• What to do: Output the material below in its entirety, exactly as given.

[Begin Record excerpts]

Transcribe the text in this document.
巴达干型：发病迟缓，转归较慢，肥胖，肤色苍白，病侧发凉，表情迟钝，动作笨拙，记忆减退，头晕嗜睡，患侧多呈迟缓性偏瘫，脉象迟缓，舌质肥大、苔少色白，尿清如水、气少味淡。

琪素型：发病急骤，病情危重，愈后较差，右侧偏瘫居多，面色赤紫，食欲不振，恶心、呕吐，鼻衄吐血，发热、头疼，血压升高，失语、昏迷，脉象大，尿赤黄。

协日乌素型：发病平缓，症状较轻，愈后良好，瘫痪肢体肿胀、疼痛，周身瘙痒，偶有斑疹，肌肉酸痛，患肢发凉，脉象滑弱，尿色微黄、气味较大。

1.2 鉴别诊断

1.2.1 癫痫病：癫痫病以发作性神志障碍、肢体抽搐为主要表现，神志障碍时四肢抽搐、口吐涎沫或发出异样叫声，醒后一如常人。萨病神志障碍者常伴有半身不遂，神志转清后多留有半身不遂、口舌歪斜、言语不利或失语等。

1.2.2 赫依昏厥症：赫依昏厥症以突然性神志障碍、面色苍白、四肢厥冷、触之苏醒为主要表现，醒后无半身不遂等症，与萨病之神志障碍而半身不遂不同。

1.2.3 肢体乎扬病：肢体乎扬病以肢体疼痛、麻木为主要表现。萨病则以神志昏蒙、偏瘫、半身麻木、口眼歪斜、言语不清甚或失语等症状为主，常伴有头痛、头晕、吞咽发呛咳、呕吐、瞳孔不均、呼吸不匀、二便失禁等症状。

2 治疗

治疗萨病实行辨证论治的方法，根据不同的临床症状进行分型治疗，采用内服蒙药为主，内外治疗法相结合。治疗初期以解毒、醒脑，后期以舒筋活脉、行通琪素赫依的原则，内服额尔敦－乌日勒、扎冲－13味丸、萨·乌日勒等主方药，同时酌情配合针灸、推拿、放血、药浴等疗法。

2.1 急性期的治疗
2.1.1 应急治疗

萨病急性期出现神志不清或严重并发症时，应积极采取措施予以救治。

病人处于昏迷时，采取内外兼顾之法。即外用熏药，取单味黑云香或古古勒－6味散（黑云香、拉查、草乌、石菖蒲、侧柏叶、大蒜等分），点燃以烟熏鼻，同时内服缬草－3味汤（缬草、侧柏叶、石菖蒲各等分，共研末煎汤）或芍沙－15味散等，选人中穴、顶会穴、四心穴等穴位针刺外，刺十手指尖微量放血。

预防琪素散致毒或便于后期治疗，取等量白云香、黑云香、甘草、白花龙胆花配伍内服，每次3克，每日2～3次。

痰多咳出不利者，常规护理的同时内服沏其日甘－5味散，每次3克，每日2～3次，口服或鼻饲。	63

[End Record excerpts]

• Solution to this problem:
Transcribe the text in this document.
巴达干型：发病迟缓，转归较慢，肥胖，肤色苍白，病侧发凉，表情迟钝，动作笨拙，记忆减退，头晕嗜睡，患侧多呈迟缓性偏瘫，脉象迟缓，舌质肥大、苔少色白，尿清如水、气少味淡。

琪素型：发病急骤，病情危重，愈后较差，右侧偏瘫居多，面色赤紫，食欲不振，恶心、呕吐，鼻衄吐血，发热、头疼，血压升高，失语、昏迷，脉象大，尿赤黄。

协日乌素型：发病平缓，症状较轻，愈后良好，瘫痪肢体肿胀、疼痛，周身瘙痒，偶有斑疹，肌肉酸痛，患肢发凉，脉象滑弱，尿色微黄、气味较大。

1.2 鉴别诊断

1.2.1 癫痫病：癫痫病以发作性神志障碍、肢体抽搐为主要表现，神志障碍时四肢抽搐、口吐涎沫或发出异样叫声，醒后一如常人。萨病神志障碍者常伴有半身不遂，神志转清后多留有半身不遂、口舌歪斜、言语不利或失语等。

1.2.2 赫依昏厥症：赫依昏厥症以突然性神志障碍、面色苍白、四肢厥冷、触之苏醒为主要表现，醒后无半身不遂等症，与萨病之神志障碍而半身不遂不同。

1.2.3 肢体乎扬病：肢体乎扬病以肢体疼痛、麻木为主要表现。萨病则以神志昏蒙、偏瘫、半身麻木、口眼歪斜、言语不清甚或失语等症状为主，常伴有头痛、头晕、吞咽发呛咳、呕吐、瞳孔不均、呼吸不匀、二便失禁等症状。

2 治疗

治疗萨病实行辨证论治的方法，根据不同的临床症状进行分型治疗，采用内服蒙药为主，内外治疗法相结合。治疗初期以解毒、醒脑，后期以舒筋活脉、行通琪素赫依的原则，内服额尔敦－乌日勒、扎冲－13味丸、萨·乌日勒等主方药，同时酌情配合针灸、推拿、放血、药浴等疗法。

2.1 急性期的治疗
2.1.1 应急治疗

萨病急性期出现神志不清或严重并发症时，应积极采取措施予以救治。

病人处于昏迷时，采取内外兼顾之法。即外用熏药，取单味黑云香或古古勒－6味散（黑云香、拉查、草乌、石菖蒲、侧柏叶、大蒜等分），点燃以烟熏鼻，同时内服缬草－3味汤（缬草、侧柏叶、石菖蒲各等分，共研末煎汤）或芍沙－15味散等，选人中穴、顶会穴、四心穴等穴位针刺外，刺十手指尖微量放血。

预防琪素散致毒或便于后期治疗，取等量白云香、黑云香、甘草、白花龙胆花配伍内服，每次3克，每日2～3次。

痰多咳出不利者，常规护理的同时内服沏其日甘－5味散，每次3克，每日2～3次，口服或鼻饲。	63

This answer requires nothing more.